* [WHAT YOU SHOULD DO]: Please reproduce every record, keeping each one exactly as written.

[Dataset entries on figures]
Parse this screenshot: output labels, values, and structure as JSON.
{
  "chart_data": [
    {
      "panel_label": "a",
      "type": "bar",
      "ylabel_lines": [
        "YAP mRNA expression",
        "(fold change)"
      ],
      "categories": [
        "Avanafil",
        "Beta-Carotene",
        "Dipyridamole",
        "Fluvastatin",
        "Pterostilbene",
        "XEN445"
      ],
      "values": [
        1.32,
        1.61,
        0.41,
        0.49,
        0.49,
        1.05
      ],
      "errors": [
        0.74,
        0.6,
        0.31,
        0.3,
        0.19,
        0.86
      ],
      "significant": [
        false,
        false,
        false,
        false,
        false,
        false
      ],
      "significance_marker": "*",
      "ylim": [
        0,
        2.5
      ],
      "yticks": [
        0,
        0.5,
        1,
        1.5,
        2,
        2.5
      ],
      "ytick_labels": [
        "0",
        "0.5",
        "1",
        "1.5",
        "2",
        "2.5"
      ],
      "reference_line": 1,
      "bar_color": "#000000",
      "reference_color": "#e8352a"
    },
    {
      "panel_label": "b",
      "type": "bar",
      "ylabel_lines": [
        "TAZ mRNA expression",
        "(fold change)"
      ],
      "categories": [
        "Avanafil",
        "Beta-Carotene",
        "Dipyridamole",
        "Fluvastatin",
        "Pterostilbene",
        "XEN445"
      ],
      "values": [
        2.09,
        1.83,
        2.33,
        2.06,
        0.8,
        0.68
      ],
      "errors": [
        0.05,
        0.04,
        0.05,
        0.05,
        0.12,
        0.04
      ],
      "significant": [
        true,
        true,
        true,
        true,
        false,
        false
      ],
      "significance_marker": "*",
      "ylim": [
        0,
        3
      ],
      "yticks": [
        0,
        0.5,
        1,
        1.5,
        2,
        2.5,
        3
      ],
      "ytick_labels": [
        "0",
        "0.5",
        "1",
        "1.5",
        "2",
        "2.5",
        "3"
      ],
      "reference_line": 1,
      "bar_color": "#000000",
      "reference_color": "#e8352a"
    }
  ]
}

* [COMPLETED TASK]:
Parse this screenshot: output labels, values, and structure as JSON.
{
  "chart_data": [
    {
      "panel_label": "a",
      "type": "bar",
      "ylabel_lines": [
        "YAP mRNA expression",
        "(fold change)"
      ],
      "categories": [
        "Avanafil",
        "Beta-Carotene",
        "Dipyridamole",
        "Fluvastatin",
        "Pterostilbene",
        "XEN445"
      ],
      "values": [
        1.32,
        1.61,
        0.41,
        0.49,
        0.49,
        1.05
      ],
      "errors": [
        0.74,
        0.6,
        0.31,
        0.3,
        0.19,
        0.86
      ],
      "significant": [
        false,
        false,
        false,
        false,
        false,
        false
      ],
      "significance_marker": "*",
      "ylim": [
        0,
        2.5
      ],
      "yticks": [
        0,
        0.5,
        1,
        1.5,
        2,
        2.5
      ],
      "ytick_labels": [
        "0",
        "0.5",
        "1",
        "1.5",
        "2",
        "2.5"
      ],
      "reference_line": 1,
      "bar_color": "#000000",
      "reference_color": "#e8352a"
    },
    {
      "panel_label": "b",
      "type": "bar",
      "ylabel_lines": [
        "TAZ mRNA expression",
        "(fold change)"
      ],
      "categories": [
        "Avanafil",
        "Beta-Carotene",
        "Dipyridamole",
        "Fluvastatin",
        "Pterostilbene",
        "XEN445"
      ],
      "values": [
        2.09,
        1.83,
        2.33,
        2.06,
        0.8,
        0.68
      ],
      "errors": [
        0.05,
        0.04,
        0.05,
        0.05,
        0.12,
        0.04
      ],
      "significant": [
        true,
        true,
        true,
        true,
        false,
        false
      ],
      "significance_marker": "*",
      "ylim": [
        0,
        3
      ],
      "yticks": [
        0,
        0.5,
        1,
        1.5,
        2,
        2.5,
        3
      ],
      "ytick_labels": [
        "0",
        "0.5",
        "1",
        "1.5",
        "2",
        "2.5",
        "3"
      ],
      "reference_line": 1,
      "bar_color": "#000000",
      "reference_color": "#e8352a"
    }
  ]
}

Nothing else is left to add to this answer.